Record extracts:

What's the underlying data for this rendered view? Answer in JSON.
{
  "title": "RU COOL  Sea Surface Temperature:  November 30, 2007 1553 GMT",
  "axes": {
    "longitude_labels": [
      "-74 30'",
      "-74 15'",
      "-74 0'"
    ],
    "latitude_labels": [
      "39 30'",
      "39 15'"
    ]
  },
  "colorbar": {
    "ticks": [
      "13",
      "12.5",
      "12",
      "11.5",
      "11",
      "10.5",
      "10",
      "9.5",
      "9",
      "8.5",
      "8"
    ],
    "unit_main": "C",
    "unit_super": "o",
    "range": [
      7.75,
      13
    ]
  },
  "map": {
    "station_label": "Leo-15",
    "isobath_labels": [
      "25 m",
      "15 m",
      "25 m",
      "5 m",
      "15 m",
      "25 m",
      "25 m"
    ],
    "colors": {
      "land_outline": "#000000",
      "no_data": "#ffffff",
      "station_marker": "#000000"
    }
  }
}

Do this: Copy out all of the data exactly, leaving nothing out.

The response:
What's the underlying data for this rendered view? Answer in JSON.
{
  "title": "RU COOL  Sea Surface Temperature:  November 30, 2007 1553 GMT",
  "axes": {
    "longitude_labels": [
      "-74 30'",
      "-74 15'",
      "-74 0'"
    ],
    "latitude_labels": [
      "39 30'",
      "39 15'"
    ]
  },
  "colorbar": {
    "ticks": [
      "13",
      "12.5",
      "12",
      "11.5",
      "11",
      "10.5",
      "10",
      "9.5",
      "9",
      "8.5",
      "8"
    ],
    "unit_main": "C",
    "unit_super": "o",
    "range": [
      7.75,
      13
    ]
  },
  "map": {
    "station_label": "Leo-15",
    "isobath_labels": [
      "25 m",
      "15 m",
      "25 m",
      "5 m",
      "15 m",
      "25 m",
      "25 m"
    ],
    "colors": {
      "land_outline": "#000000",
      "no_data": "#ffffff",
      "station_marker": "#000000"
    }
  }
}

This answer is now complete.